Dataset items:
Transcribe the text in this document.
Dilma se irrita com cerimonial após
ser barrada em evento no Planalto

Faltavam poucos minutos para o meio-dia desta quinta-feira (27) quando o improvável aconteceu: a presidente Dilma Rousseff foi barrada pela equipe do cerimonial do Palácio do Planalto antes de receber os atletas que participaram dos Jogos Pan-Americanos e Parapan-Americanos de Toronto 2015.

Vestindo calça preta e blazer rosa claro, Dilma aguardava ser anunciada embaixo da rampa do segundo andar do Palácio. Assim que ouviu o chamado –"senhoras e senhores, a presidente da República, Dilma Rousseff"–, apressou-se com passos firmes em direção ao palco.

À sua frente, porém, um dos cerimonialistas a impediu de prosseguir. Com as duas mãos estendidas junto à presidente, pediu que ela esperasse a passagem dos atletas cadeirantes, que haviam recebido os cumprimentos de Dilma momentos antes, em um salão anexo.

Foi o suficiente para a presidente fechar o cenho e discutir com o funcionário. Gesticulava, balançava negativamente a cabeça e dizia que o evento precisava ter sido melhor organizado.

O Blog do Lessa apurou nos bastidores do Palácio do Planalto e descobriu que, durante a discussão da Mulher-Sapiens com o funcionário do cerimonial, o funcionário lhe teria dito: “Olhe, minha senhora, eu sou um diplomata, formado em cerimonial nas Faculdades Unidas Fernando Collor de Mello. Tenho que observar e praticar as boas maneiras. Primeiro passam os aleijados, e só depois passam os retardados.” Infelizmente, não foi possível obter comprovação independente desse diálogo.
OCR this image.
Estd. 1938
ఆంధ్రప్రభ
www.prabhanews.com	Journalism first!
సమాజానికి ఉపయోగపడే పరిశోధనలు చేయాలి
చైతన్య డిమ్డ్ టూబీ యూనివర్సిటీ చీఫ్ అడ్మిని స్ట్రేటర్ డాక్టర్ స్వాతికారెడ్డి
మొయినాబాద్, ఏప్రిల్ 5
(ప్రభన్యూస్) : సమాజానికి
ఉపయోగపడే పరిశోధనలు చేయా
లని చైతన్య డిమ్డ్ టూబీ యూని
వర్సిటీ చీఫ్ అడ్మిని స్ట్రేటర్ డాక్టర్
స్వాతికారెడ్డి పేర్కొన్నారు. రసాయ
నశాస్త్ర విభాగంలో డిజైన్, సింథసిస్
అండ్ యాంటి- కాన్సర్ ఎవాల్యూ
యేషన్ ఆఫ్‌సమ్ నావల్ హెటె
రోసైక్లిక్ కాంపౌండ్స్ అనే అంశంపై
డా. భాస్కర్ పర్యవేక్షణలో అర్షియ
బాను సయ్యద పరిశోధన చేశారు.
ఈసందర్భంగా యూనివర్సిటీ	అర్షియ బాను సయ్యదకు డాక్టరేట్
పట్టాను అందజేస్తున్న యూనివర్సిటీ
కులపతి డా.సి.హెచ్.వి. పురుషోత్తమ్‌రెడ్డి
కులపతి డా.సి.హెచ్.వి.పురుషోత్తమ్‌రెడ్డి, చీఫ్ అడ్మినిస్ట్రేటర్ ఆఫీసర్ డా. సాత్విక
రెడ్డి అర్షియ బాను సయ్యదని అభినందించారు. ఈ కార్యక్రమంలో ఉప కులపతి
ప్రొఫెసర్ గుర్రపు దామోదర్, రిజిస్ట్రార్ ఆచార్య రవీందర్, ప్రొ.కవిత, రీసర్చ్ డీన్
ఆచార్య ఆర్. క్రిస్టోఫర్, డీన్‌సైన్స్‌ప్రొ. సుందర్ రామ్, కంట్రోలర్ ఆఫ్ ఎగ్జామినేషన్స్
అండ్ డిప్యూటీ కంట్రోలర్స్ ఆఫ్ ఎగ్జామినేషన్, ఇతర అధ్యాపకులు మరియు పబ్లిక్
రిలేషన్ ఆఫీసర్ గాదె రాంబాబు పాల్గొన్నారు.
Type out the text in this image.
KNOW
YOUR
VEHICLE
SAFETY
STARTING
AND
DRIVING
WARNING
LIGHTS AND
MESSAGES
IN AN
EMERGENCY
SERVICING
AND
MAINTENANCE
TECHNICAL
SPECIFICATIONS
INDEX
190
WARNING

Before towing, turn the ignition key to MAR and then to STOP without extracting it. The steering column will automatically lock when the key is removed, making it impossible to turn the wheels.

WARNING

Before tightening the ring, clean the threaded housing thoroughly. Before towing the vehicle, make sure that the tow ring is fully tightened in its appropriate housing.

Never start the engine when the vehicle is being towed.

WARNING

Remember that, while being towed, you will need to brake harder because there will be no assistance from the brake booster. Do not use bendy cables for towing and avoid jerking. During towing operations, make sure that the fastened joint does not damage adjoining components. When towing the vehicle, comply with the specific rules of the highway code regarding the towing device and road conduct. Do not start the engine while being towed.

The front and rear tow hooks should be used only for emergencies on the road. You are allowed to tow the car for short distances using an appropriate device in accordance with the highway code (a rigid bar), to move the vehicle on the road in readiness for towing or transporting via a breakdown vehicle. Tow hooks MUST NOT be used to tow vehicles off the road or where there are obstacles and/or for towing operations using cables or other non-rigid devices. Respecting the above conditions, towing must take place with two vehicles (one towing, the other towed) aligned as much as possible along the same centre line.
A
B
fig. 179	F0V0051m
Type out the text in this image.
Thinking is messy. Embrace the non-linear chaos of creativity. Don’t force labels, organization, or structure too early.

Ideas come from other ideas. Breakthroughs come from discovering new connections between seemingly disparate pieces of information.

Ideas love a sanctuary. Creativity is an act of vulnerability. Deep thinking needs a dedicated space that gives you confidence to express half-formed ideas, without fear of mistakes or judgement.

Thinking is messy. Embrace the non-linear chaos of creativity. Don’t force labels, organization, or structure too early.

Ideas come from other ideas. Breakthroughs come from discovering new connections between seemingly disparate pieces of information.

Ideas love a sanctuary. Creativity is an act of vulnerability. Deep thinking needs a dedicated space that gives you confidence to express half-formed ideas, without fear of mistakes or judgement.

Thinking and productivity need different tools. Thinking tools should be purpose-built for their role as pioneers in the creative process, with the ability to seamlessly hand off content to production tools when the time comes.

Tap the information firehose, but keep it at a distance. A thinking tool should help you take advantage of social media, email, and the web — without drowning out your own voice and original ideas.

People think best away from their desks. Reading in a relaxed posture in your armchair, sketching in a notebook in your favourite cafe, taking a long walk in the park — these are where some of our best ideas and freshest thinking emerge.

## WORK INSTRUCTIONS:
Write out all records exactly, keeping every detail.

## SOLUTION BELOW:
Transcribe the text in this document.
Dilma se irrita com cerimonial após
ser barrada em evento no Planalto

Faltavam poucos minutos para o meio-dia desta quinta-feira (27) quando o improvável aconteceu: a presidente Dilma Rousseff foi barrada pela equipe do cerimonial do Palácio do Planalto antes de receber os atletas que participaram dos Jogos Pan-Americanos e Parapan-Americanos de Toronto 2015.

Vestindo calça preta e blazer rosa claro, Dilma aguardava ser anunciada embaixo da rampa do segundo andar do Palácio. Assim que ouviu o chamado –"senhoras e senhores, a presidente da República, Dilma Rousseff"–, apressou-se com passos firmes em direção ao palco.

À sua frente, porém, um dos cerimonialistas a impediu de prosseguir. Com as duas mãos estendidas junto à presidente, pediu que ela esperasse a passagem dos atletas cadeirantes, que haviam recebido os cumprimentos de Dilma momentos antes, em um salão anexo.

Foi o suficiente para a presidente fechar o cenho e discutir com o funcionário. Gesticulava, balançava negativamente a cabeça e dizia que o evento precisava ter sido melhor organizado.

O Blog do Lessa apurou nos bastidores do Palácio do Planalto e descobriu que, durante a discussão da Mulher-Sapiens com o funcionário do cerimonial, o funcionário lhe teria dito: “Olhe, minha senhora, eu sou um diplomata, formado em cerimonial nas Faculdades Unidas Fernando Collor de Mello. Tenho que observar e praticar as boas maneiras. Primeiro passam os aleijados, e só depois passam os retardados.” Infelizmente, não foi possível obter comprovação independente desse diálogo.
OCR this image.
Estd. 1938
ఆంధ్రప్రభ
www.prabhanews.com	Journalism first!
సమాజానికి ఉపయోగపడే పరిశోధనలు చేయాలి
చైతన్య డిమ్డ్ టూబీ యూనివర్సిటీ చీఫ్ అడ్మిని స్ట్రేటర్ డాక్టర్ స్వాతికారెడ్డి
మొయినాబాద్, ఏప్రిల్ 5
(ప్రభన్యూస్) : సమాజానికి
ఉపయోగపడే పరిశోధనలు చేయా
లని చైతన్య డిమ్డ్ టూబీ యూని
వర్సిటీ చీఫ్ అడ్మిని స్ట్రేటర్ డాక్టర్
స్వాతికారెడ్డి పేర్కొన్నారు. రసాయ
నశాస్త్ర విభాగంలో డిజైన్, సింథసిస్
అండ్ యాంటి- కాన్సర్ ఎవాల్యూ
యేషన్ ఆఫ్‌సమ్ నావల్ హెటె
రోసైక్లిక్ కాంపౌండ్స్ అనే అంశంపై
డా. భాస్కర్ పర్యవేక్షణలో అర్షియ
బాను సయ్యద పరిశోధన చేశారు.
ఈసందర్భంగా యూనివర్సిటీ	అర్షియ బాను సయ్యదకు డాక్టరేట్
పట్టాను అందజేస్తున్న యూనివర్సిటీ
కులపతి డా.సి.హెచ్.వి. పురుషోత్తమ్‌రెడ్డి
కులపతి డా.సి.హెచ్.వి.పురుషోత్తమ్‌రెడ్డి, చీఫ్ అడ్మినిస్ట్రేటర్ ఆఫీసర్ డా. సాత్విక
రెడ్డి అర్షియ బాను సయ్యదని అభినందించారు. ఈ కార్యక్రమంలో ఉప కులపతి
ప్రొఫెసర్ గుర్రపు దామోదర్, రిజిస్ట్రార్ ఆచార్య రవీందర్, ప్రొ.కవిత, రీసర్చ్ డీన్
ఆచార్య ఆర్. క్రిస్టోఫర్, డీన్‌సైన్స్‌ప్రొ. సుందర్ రామ్, కంట్రోలర్ ఆఫ్ ఎగ్జామినేషన్స్
అండ్ డిప్యూటీ కంట్రోలర్స్ ఆఫ్ ఎగ్జామినేషన్, ఇతర అధ్యాపకులు మరియు పబ్లిక్
రిలేషన్ ఆఫీసర్ గాదె రాంబాబు పాల్గొన్నారు.
Type out the text in this image.
KNOW
YOUR
VEHICLE
SAFETY
STARTING
AND
DRIVING
WARNING
LIGHTS AND
MESSAGES
IN AN
EMERGENCY
SERVICING
AND
MAINTENANCE
TECHNICAL
SPECIFICATIONS
INDEX
190
WARNING

Before towing, turn the ignition key to MAR and then to STOP without extracting it. The steering column will automatically lock when the key is removed, making it impossible to turn the wheels.

WARNING

Before tightening the ring, clean the threaded housing thoroughly. Before towing the vehicle, make sure that the tow ring is fully tightened in its appropriate housing.

Never start the engine when the vehicle is being towed.

WARNING

Remember that, while being towed, you will need to brake harder because there will be no assistance from the brake booster. Do not use bendy cables for towing and avoid jerking. During towing operations, make sure that the fastened joint does not damage adjoining components. When towing the vehicle, comply with the specific rules of the highway code regarding the towing device and road conduct. Do not start the engine while being towed.

The front and rear tow hooks should be used only for emergencies on the road. You are allowed to tow the car for short distances using an appropriate device in accordance with the highway code (a rigid bar), to move the vehicle on the road in readiness for towing or transporting via a breakdown vehicle. Tow hooks MUST NOT be used to tow vehicles off the road or where there are obstacles and/or for towing operations using cables or other non-rigid devices. Respecting the above conditions, towing must take place with two vehicles (one towing, the other towed) aligned as much as possible along the same centre line.
A
B
fig. 179	F0V0051m
Type out the text in this image.
Thinking is messy. Embrace the non-linear chaos of creativity. Don’t force labels, organization, or structure too early.

Ideas come from other ideas. Breakthroughs come from discovering new connections between seemingly disparate pieces of information.

Ideas love a sanctuary. Creativity is an act of vulnerability. Deep thinking needs a dedicated space that gives you confidence to express half-formed ideas, without fear of mistakes or judgement.

Thinking is messy. Embrace the non-linear chaos of creativity. Don’t force labels, organization, or structure too early.

Ideas come from other ideas. Breakthroughs come from discovering new connections between seemingly disparate pieces of information.

Ideas love a sanctuary. Creativity is an act of vulnerability. Deep thinking needs a dedicated space that gives you confidence to express half-formed ideas, without fear of mistakes or judgement.

Thinking and productivity need different tools. Thinking tools should be purpose-built for their role as pioneers in the creative process, with the ability to seamlessly hand off content to production tools when the time comes.

Tap the information firehose, but keep it at a distance. A thinking tool should help you take advantage of social media, email, and the web — without drowning out your own voice and original ideas.

People think best away from their desks. Reading in a relaxed posture in your armchair, sketching in a notebook in your favourite cafe, taking a long walk in the park — these are where some of our best ideas and freshest thinking emerge.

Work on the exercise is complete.